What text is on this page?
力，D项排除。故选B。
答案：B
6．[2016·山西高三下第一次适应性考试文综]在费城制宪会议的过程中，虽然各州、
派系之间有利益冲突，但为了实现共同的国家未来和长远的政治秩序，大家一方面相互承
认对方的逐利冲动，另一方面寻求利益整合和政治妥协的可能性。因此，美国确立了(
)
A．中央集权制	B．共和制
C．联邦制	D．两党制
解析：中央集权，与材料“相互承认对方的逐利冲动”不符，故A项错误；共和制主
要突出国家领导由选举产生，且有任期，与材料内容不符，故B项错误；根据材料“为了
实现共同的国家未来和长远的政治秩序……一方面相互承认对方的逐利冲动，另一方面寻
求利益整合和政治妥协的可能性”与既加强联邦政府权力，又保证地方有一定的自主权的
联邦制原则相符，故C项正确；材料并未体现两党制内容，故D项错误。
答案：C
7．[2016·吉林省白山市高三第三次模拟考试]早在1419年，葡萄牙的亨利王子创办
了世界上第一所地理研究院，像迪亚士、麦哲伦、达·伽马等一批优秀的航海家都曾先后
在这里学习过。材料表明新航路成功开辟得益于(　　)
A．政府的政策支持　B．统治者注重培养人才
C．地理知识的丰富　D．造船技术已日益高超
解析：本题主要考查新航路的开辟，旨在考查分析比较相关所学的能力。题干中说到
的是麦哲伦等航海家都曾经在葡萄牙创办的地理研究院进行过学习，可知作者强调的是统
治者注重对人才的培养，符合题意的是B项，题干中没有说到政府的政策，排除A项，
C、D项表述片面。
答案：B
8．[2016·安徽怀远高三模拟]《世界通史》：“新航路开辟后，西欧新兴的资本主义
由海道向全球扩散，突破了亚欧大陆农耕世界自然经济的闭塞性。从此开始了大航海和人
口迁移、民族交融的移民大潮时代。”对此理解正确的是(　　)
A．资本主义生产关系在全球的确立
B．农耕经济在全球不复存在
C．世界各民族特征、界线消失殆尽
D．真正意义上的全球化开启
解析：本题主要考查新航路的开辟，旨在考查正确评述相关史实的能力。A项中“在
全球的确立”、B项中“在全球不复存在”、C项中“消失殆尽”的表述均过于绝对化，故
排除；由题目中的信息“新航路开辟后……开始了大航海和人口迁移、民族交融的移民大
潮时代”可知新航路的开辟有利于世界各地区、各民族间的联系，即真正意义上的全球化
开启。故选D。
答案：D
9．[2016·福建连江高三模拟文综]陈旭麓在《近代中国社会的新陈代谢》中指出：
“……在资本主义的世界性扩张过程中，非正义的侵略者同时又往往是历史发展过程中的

Goal ▸
Repeat the data verbatim.

Answer for the task ▸
What text is on this page?
力，D项排除。故选B。
答案：B
6．[2016·山西高三下第一次适应性考试文综]在费城制宪会议的过程中，虽然各州、
派系之间有利益冲突，但为了实现共同的国家未来和长远的政治秩序，大家一方面相互承
认对方的逐利冲动，另一方面寻求利益整合和政治妥协的可能性。因此，美国确立了(
)
A．中央集权制	B．共和制
C．联邦制	D．两党制
解析：中央集权，与材料“相互承认对方的逐利冲动”不符，故A项错误；共和制主
要突出国家领导由选举产生，且有任期，与材料内容不符，故B项错误；根据材料“为了
实现共同的国家未来和长远的政治秩序……一方面相互承认对方的逐利冲动，另一方面寻
求利益整合和政治妥协的可能性”与既加强联邦政府权力，又保证地方有一定的自主权的
联邦制原则相符，故C项正确；材料并未体现两党制内容，故D项错误。
答案：C
7．[2016·吉林省白山市高三第三次模拟考试]早在1419年，葡萄牙的亨利王子创办
了世界上第一所地理研究院，像迪亚士、麦哲伦、达·伽马等一批优秀的航海家都曾先后
在这里学习过。材料表明新航路成功开辟得益于(　　)
A．政府的政策支持　B．统治者注重培养人才
C．地理知识的丰富　D．造船技术已日益高超
解析：本题主要考查新航路的开辟，旨在考查分析比较相关所学的能力。题干中说到
的是麦哲伦等航海家都曾经在葡萄牙创办的地理研究院进行过学习，可知作者强调的是统
治者注重对人才的培养，符合题意的是B项，题干中没有说到政府的政策，排除A项，
C、D项表述片面。
答案：B
8．[2016·安徽怀远高三模拟]《世界通史》：“新航路开辟后，西欧新兴的资本主义
由海道向全球扩散，突破了亚欧大陆农耕世界自然经济的闭塞性。从此开始了大航海和人
口迁移、民族交融的移民大潮时代。”对此理解正确的是(　　)
A．资本主义生产关系在全球的确立
B．农耕经济在全球不复存在
C．世界各民族特征、界线消失殆尽
D．真正意义上的全球化开启
解析：本题主要考查新航路的开辟，旨在考查正确评述相关史实的能力。A项中“在
全球的确立”、B项中“在全球不复存在”、C项中“消失殆尽”的表述均过于绝对化，故
排除；由题目中的信息“新航路开辟后……开始了大航海和人口迁移、民族交融的移民大
潮时代”可知新航路的开辟有利于世界各地区、各民族间的联系，即真正意义上的全球化
开启。故选D。
答案：D
9．[2016·福建连江高三模拟文综]陈旭麓在《近代中国社会的新陈代谢》中指出：
“……在资本主义的世界性扩张过程中，非正义的侵略者同时又往往是历史发展过程中的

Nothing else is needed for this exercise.